STATED GOAL => Answer with a single number: the count of lines that hold "Lawrence".

━━ GIVEN DATA ━━

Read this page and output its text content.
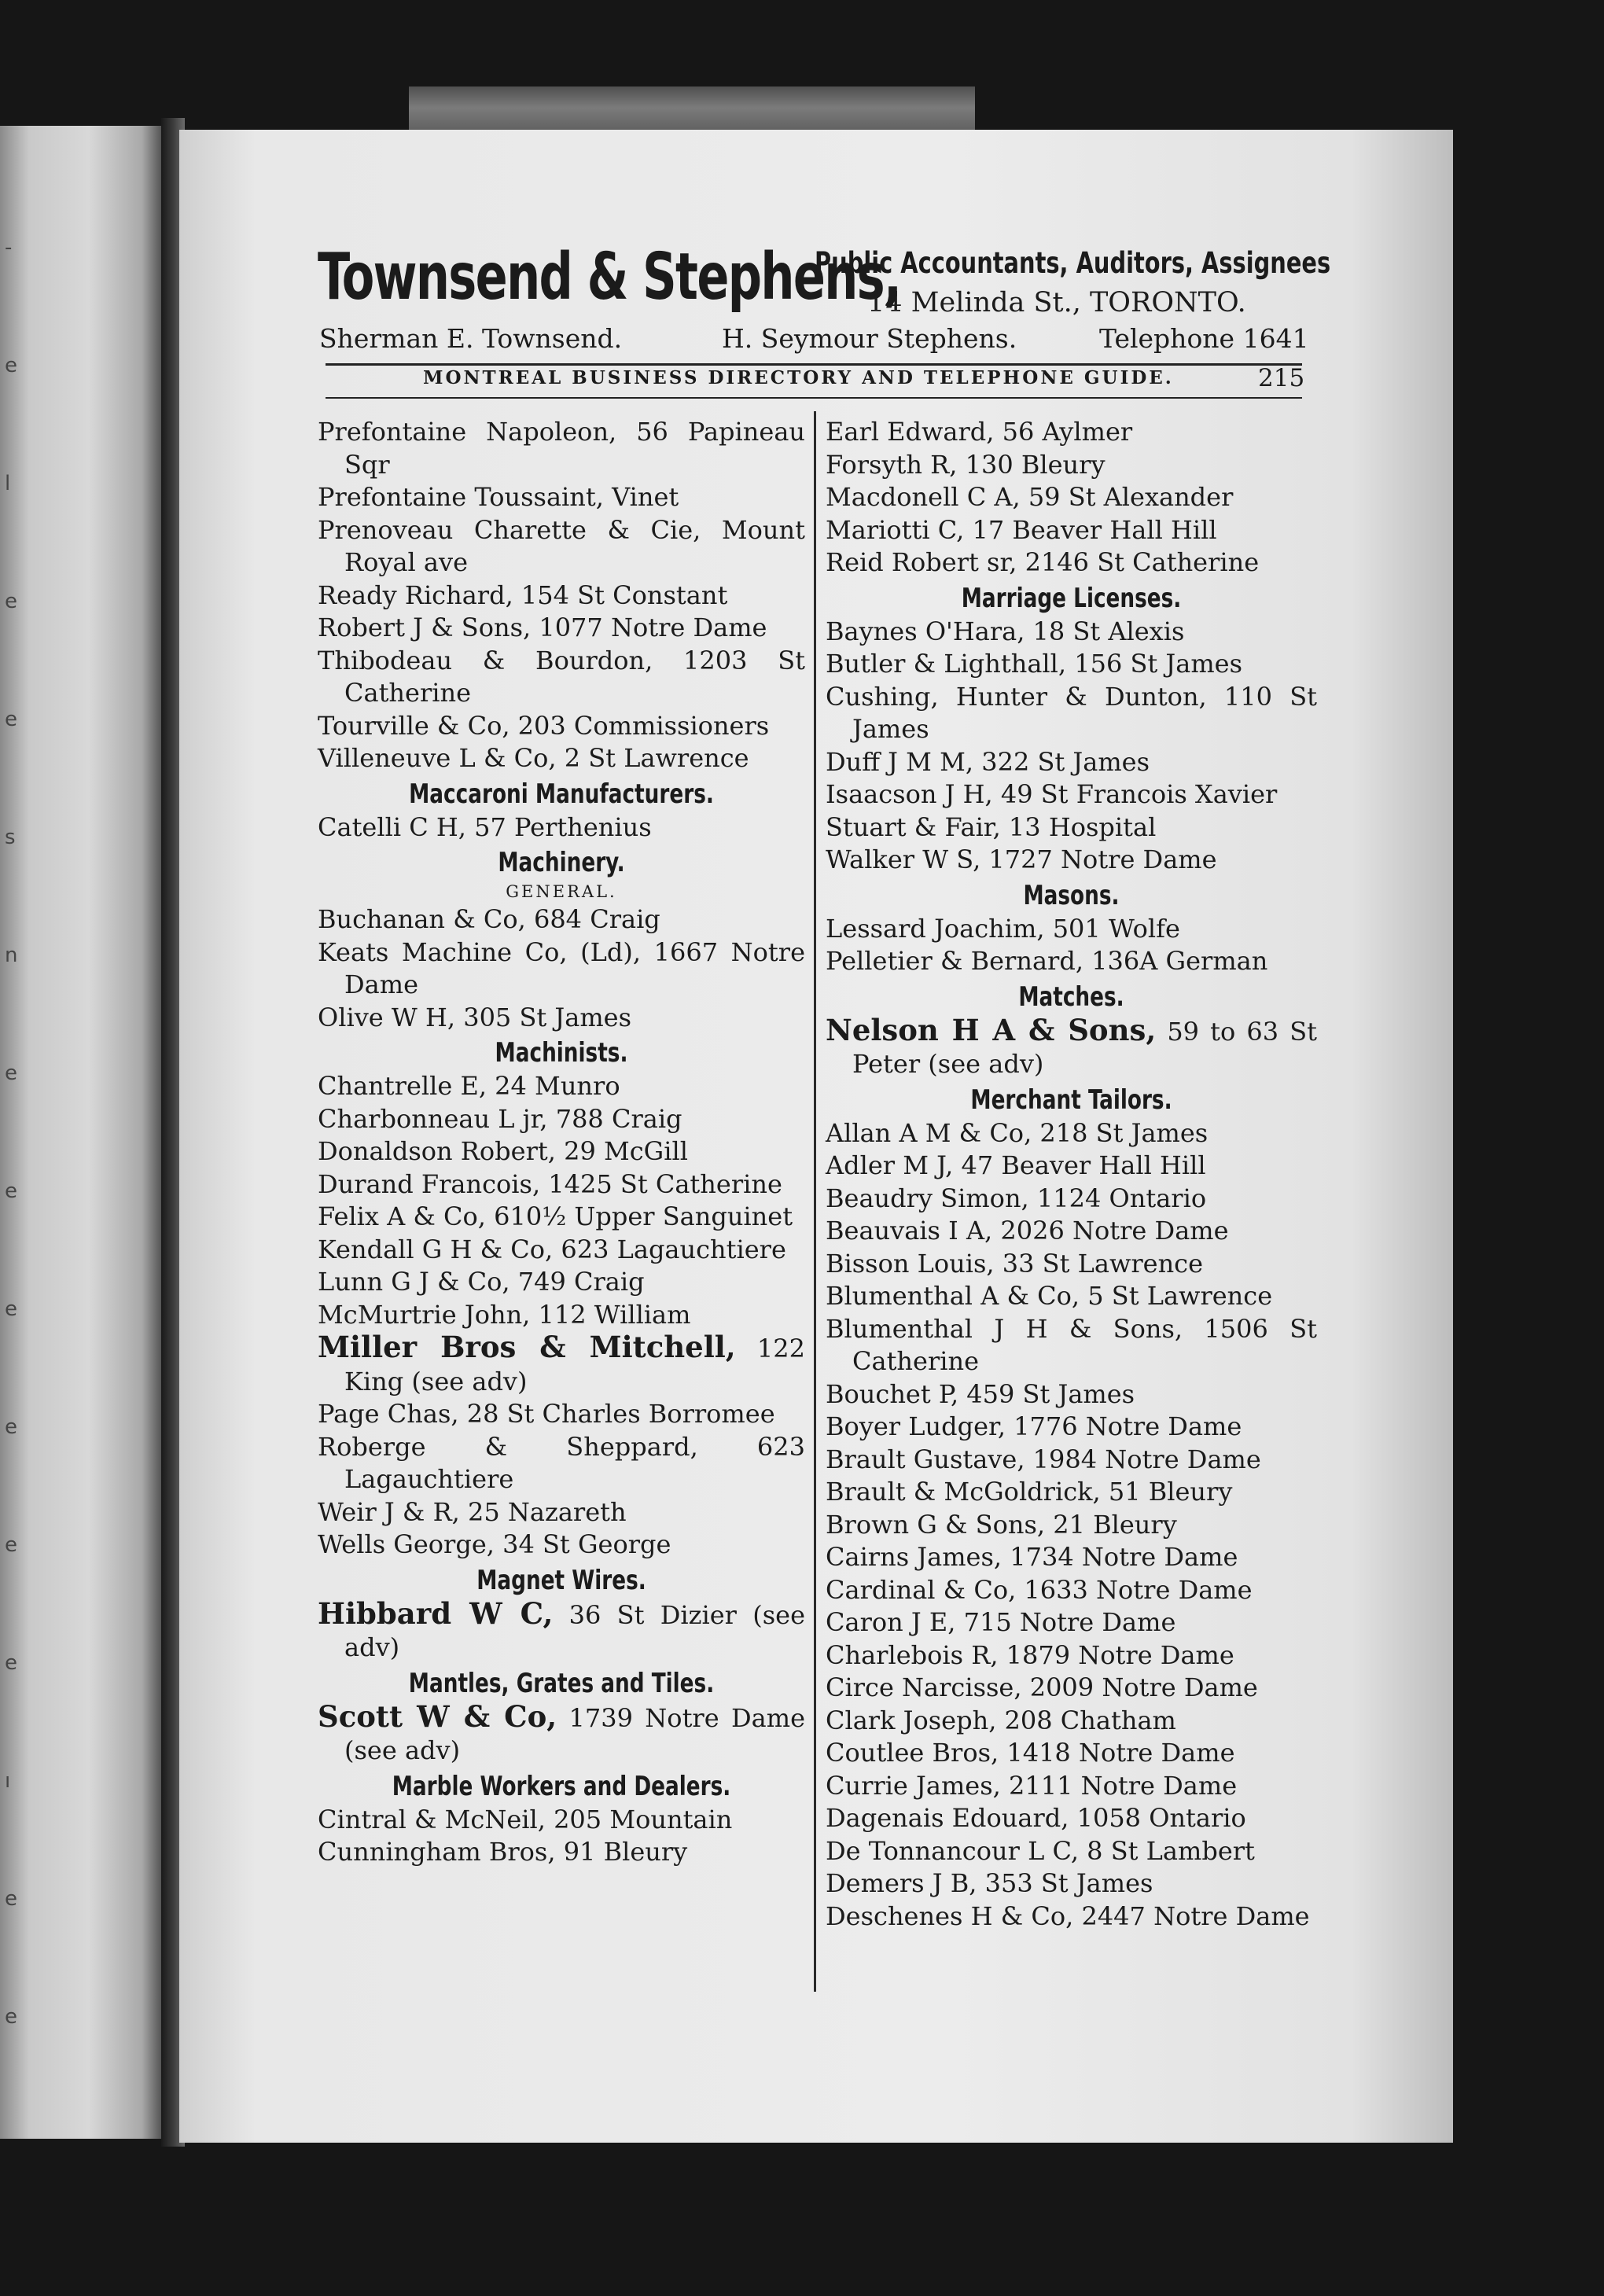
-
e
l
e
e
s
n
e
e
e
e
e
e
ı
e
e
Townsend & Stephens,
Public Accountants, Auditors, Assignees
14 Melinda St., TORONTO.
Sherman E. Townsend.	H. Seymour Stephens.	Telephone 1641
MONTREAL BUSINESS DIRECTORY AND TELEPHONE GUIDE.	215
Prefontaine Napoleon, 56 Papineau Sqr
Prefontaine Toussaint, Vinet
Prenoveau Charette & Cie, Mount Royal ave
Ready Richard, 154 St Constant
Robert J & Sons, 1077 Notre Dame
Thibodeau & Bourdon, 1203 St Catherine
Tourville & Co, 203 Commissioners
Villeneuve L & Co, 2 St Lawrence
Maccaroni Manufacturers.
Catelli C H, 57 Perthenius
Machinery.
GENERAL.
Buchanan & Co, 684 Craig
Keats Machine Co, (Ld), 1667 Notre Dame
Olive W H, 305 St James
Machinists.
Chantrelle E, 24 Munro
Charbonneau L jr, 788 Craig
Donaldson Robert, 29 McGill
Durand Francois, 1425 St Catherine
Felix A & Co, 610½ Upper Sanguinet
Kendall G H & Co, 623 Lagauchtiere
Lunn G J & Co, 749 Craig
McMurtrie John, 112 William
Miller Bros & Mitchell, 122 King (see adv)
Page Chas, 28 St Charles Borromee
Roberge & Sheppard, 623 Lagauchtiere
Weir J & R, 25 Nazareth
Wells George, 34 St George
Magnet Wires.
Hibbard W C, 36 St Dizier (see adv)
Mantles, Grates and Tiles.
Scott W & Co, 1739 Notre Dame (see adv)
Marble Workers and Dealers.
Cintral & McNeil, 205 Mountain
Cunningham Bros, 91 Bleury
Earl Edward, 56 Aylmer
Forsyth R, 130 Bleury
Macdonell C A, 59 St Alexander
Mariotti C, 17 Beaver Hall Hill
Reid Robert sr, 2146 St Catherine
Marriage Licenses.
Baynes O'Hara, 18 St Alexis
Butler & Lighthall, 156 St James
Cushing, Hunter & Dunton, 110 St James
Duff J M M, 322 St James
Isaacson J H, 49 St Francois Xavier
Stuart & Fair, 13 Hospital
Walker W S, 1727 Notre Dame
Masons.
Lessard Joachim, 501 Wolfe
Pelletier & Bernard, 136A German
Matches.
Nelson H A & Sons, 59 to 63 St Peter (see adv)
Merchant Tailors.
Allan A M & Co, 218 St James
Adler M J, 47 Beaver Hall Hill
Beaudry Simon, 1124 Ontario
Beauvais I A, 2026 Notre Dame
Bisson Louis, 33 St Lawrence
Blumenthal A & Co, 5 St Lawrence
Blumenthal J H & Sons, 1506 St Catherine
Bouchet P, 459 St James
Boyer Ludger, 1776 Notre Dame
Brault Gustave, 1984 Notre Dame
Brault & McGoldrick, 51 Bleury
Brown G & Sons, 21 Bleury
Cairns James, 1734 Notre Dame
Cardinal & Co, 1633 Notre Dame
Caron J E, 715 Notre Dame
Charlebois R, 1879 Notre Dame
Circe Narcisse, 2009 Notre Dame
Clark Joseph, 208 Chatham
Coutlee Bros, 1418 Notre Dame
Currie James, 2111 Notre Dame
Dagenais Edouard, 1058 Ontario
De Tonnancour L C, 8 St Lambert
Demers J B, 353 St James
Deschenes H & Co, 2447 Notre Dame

━━━

RESULT => 3